Dün (Pazar günü) Ankara’da Demokrat Parti’nin olağan kongresi ve aday tanıtım toplantısı yapıldı.
Gerek kongrede yükselen mesajlar, gerekse geniş kitlelerin beklentisi, artık tükenme noktasına gelen mevcut iktidara karşı bir alternatif ihtiyacının zarûret derecesine çıktığı noktasında birleşiyor. Böylesi bir ihtiyacın giderek şiddet peydâ edeceğini yıllardır yazıp söylüyoruz. İşte, bundan üç yıl kadar önce (27 Ocak 2016’da) ihtiyaca binaen yazdığımız “Alternatif var mı?” başlıklı geniş yazının bir özeti:
* * *
Siyasî iktidarın millete verdiği sözleri, yaptığı vaadleri hatırlatmak ve bunların gereğini talep etmek, herkes gibi bizim de en tabiî bir hakkımız. Aynı şekilde, yapmış olduğu hataları eleştirmek, yeni hatalara düşmemek için hükûmet ehline gerekli ikazlarda bulunmak da, basın olarak en temel vazifelerimizden biri.

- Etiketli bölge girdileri

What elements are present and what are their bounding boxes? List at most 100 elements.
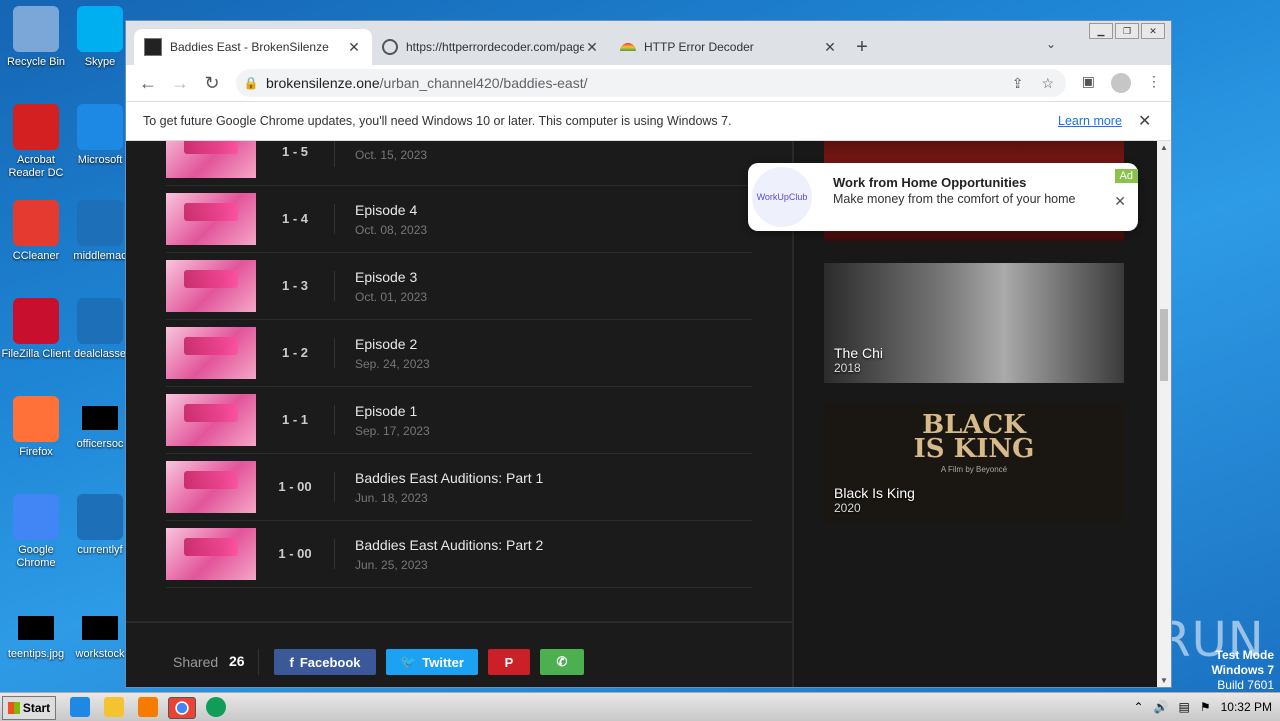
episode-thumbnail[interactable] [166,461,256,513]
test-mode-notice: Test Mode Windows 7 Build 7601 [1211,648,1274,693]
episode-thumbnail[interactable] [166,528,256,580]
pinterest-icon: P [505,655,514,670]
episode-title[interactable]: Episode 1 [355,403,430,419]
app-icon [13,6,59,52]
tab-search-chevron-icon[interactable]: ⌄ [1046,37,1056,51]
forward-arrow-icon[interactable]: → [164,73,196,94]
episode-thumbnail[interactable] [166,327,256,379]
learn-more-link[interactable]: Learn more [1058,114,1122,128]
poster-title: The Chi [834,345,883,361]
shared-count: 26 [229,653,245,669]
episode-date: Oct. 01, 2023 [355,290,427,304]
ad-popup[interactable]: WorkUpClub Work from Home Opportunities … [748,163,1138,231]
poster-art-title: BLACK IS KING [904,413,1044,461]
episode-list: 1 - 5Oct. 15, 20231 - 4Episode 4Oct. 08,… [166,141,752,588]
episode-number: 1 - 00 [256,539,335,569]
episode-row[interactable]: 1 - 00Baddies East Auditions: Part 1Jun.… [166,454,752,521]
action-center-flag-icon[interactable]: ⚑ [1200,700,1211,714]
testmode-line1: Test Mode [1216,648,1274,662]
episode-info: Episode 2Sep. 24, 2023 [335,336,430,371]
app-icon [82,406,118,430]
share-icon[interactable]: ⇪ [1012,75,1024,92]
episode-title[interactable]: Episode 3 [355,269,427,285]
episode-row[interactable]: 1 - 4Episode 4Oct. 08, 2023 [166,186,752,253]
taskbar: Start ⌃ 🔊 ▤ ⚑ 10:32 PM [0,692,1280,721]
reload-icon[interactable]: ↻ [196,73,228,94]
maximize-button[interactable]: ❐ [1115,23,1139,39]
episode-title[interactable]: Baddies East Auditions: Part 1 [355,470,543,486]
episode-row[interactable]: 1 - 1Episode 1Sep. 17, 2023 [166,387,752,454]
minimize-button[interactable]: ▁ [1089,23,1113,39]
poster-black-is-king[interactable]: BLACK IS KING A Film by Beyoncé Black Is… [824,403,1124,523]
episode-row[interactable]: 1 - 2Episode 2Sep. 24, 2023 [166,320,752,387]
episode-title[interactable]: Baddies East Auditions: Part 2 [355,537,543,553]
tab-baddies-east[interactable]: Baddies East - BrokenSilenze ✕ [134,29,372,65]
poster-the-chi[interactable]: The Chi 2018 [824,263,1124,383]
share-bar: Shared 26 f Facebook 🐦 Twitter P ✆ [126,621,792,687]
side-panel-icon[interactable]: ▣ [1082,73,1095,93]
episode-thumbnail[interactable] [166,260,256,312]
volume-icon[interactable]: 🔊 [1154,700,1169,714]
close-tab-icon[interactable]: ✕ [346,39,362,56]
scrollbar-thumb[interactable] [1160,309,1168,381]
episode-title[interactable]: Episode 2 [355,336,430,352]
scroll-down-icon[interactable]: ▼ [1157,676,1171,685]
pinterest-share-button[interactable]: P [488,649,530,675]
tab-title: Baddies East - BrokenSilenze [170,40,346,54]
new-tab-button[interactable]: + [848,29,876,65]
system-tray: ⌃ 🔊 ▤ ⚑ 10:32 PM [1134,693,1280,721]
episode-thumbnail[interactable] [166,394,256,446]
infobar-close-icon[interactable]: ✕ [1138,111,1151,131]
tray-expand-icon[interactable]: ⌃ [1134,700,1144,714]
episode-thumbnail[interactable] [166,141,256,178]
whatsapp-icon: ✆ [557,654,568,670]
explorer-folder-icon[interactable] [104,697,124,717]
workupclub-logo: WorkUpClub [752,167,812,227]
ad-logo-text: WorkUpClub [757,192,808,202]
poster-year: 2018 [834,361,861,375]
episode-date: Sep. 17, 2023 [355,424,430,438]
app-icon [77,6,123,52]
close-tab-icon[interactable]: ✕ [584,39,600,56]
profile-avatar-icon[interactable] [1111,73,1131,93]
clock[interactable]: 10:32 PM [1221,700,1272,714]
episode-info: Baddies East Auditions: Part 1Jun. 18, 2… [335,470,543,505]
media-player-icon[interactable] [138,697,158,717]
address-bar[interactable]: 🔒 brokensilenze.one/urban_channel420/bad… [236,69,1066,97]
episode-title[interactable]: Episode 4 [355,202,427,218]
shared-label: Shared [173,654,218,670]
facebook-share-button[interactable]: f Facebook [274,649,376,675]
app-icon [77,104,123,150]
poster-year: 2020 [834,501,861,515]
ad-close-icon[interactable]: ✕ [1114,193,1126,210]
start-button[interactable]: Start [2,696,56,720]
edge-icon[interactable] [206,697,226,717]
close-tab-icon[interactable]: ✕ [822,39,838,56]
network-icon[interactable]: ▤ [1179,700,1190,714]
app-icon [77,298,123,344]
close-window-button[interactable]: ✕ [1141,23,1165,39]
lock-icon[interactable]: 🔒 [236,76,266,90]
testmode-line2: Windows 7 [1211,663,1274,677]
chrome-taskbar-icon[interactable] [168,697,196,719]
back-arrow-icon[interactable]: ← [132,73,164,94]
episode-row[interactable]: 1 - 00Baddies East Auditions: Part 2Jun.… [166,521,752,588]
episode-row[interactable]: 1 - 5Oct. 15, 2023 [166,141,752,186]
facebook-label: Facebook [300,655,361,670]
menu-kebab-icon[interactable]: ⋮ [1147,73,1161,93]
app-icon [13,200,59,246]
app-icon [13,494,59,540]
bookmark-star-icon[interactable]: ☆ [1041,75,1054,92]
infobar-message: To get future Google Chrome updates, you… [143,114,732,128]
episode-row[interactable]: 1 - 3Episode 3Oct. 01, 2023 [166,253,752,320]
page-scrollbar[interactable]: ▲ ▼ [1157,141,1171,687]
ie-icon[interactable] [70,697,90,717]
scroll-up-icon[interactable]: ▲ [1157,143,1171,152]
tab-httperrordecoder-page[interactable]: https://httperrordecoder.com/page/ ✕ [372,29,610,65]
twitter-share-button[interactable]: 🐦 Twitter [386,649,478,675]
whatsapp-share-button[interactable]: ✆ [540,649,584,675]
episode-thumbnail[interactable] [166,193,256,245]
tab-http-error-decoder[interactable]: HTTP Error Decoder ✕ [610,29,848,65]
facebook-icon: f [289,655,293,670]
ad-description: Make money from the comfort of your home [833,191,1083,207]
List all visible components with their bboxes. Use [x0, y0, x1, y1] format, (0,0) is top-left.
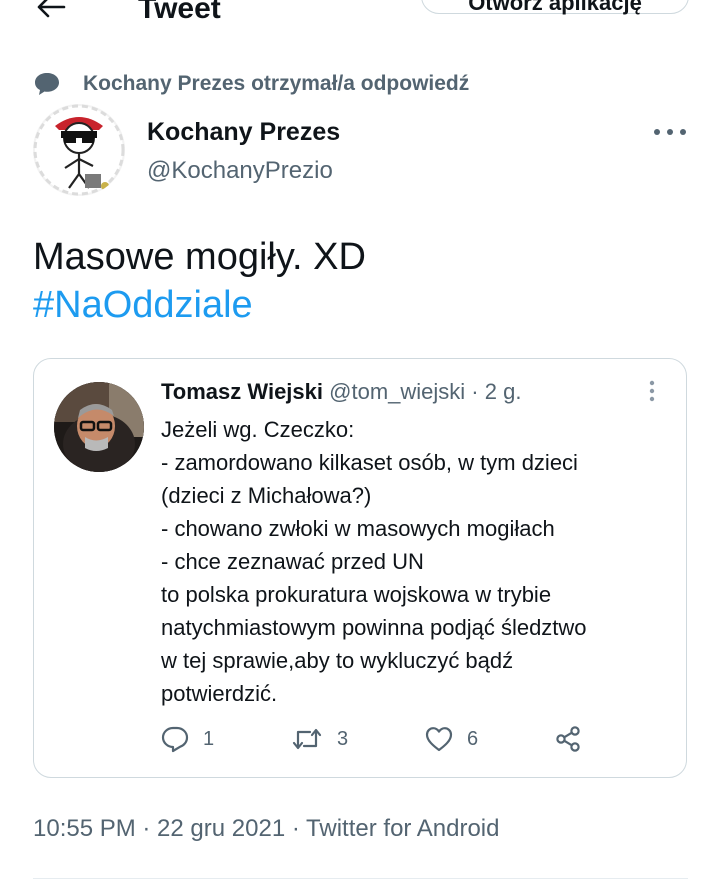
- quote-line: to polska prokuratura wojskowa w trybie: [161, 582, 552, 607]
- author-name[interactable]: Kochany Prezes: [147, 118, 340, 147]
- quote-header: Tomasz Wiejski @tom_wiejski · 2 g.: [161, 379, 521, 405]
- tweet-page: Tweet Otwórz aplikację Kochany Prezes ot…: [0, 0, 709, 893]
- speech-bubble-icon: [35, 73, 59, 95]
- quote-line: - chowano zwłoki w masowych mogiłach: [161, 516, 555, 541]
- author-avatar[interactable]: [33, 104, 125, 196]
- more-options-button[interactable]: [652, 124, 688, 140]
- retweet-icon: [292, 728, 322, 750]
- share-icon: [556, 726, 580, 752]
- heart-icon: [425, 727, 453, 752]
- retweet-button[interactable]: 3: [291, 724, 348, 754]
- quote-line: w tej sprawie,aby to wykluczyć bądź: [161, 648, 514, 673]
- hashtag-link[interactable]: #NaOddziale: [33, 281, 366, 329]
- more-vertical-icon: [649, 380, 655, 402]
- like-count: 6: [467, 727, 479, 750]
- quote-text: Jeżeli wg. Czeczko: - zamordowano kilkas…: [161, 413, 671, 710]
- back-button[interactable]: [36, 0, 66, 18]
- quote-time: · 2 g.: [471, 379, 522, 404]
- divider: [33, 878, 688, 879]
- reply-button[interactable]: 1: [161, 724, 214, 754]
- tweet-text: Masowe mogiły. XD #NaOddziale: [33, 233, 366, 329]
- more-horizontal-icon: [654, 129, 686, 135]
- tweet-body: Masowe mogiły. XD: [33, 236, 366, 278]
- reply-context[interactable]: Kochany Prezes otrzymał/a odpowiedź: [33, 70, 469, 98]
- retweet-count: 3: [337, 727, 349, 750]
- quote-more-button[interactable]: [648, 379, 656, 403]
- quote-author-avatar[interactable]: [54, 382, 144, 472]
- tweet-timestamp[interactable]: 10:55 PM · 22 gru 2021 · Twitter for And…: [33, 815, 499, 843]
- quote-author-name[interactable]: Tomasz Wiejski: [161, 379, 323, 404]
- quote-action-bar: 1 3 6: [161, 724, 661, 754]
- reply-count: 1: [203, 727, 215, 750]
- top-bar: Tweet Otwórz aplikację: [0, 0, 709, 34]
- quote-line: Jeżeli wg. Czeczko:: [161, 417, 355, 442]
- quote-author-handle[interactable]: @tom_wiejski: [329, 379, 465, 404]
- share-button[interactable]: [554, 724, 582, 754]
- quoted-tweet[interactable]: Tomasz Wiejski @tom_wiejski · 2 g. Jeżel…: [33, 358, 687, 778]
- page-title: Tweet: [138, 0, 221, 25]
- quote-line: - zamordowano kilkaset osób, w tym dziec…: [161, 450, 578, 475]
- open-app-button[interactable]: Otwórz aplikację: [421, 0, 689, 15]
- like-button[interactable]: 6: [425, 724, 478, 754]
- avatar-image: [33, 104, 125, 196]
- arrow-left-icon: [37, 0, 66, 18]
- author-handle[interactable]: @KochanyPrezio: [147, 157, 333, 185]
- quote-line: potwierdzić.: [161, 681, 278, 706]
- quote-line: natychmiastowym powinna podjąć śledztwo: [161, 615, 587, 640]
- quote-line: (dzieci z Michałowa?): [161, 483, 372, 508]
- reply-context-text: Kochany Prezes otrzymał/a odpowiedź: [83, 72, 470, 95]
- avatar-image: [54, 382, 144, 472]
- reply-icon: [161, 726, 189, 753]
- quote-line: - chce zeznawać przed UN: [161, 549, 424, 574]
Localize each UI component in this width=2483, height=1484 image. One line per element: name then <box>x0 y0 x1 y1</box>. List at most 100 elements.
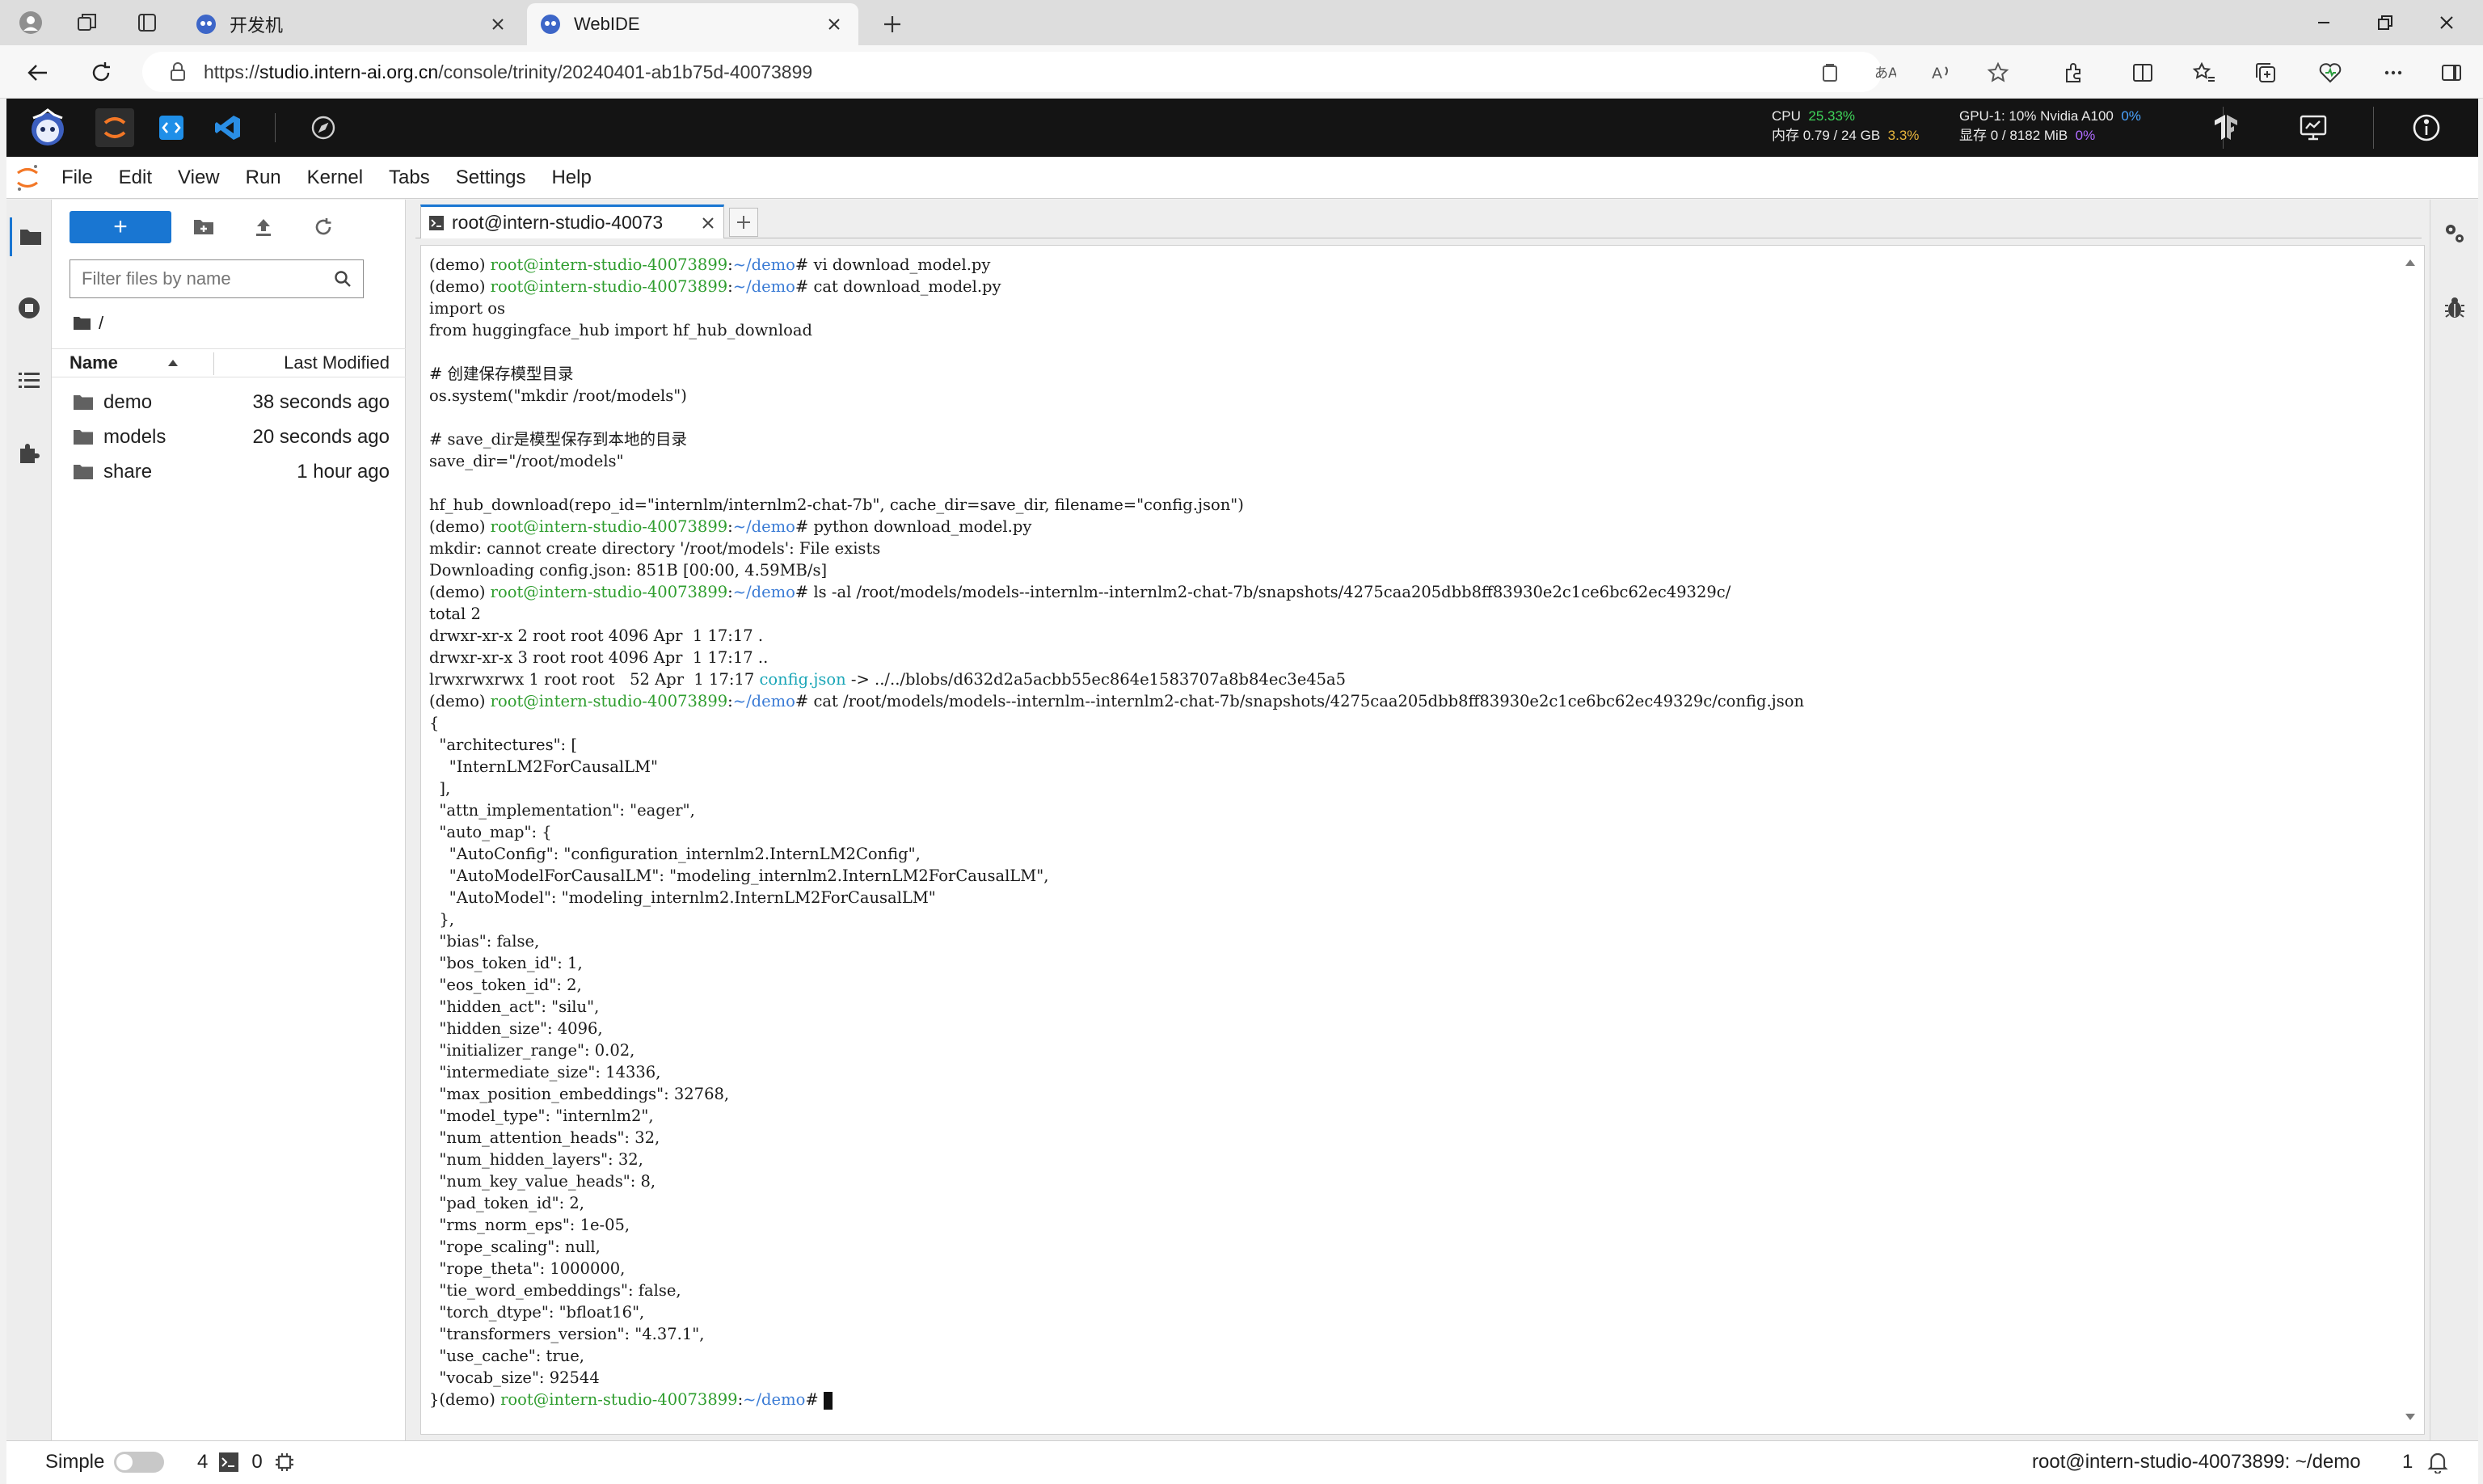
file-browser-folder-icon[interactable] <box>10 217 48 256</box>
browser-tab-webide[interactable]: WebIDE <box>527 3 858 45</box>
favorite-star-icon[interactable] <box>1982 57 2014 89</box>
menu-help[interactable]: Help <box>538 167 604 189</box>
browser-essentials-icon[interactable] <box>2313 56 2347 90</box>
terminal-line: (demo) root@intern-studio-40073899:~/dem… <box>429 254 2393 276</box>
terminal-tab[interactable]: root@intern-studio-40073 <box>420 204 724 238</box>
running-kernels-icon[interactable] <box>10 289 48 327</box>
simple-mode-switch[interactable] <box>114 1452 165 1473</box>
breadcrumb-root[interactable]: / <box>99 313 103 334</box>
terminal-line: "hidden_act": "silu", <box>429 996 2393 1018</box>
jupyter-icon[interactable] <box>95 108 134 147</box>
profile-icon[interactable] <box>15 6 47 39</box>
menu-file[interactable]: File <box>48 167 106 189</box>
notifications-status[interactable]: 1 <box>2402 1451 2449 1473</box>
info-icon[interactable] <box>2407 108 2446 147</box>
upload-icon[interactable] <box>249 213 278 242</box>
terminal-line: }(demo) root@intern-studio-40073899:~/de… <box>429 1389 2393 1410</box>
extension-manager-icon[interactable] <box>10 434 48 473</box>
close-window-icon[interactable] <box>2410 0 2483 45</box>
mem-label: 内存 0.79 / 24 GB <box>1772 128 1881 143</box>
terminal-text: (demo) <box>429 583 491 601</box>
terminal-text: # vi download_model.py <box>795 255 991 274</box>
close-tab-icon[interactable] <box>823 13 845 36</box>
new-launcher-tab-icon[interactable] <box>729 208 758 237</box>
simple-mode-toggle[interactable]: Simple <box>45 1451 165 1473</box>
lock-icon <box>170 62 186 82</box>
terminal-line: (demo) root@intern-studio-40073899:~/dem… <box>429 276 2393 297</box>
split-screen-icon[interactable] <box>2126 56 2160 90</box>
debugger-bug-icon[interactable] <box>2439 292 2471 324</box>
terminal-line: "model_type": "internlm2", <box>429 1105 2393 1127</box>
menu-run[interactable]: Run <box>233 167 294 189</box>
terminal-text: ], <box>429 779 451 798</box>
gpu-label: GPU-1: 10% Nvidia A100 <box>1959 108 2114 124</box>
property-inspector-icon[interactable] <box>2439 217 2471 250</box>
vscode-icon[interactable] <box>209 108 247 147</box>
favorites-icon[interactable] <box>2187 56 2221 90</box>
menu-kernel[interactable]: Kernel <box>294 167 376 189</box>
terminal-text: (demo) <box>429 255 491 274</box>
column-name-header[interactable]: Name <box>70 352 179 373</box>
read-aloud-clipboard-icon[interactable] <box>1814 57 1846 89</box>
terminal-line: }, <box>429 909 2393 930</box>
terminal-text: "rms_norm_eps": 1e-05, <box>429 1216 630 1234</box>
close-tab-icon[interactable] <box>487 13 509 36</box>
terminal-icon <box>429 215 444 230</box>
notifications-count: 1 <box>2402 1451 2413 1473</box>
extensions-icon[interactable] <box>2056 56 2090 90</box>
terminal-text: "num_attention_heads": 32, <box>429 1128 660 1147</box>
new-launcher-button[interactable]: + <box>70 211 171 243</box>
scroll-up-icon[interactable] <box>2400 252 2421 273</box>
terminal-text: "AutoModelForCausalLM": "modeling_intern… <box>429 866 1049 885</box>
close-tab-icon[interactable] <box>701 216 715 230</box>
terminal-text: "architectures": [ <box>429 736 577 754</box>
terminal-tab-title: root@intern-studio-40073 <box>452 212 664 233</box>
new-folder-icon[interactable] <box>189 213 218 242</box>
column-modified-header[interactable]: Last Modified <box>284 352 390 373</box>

- Verilen görev
Kaynak metnin son paragrafında yazarın hak ya da vazife olarak saydığı eylemleri lütfen tek tek sıralayın.

- Çözülmüş problem
- Siyasî iktidarın millete verdiği sözleri, yaptığı vaadleri hatırlatmak
- Bunların gereğini talep etmek
- Yapmış olduğu hataları eleştirmek
- Yeni hatalara düşmemek için hükûmet ehline gerekli ikazlarda bulunmak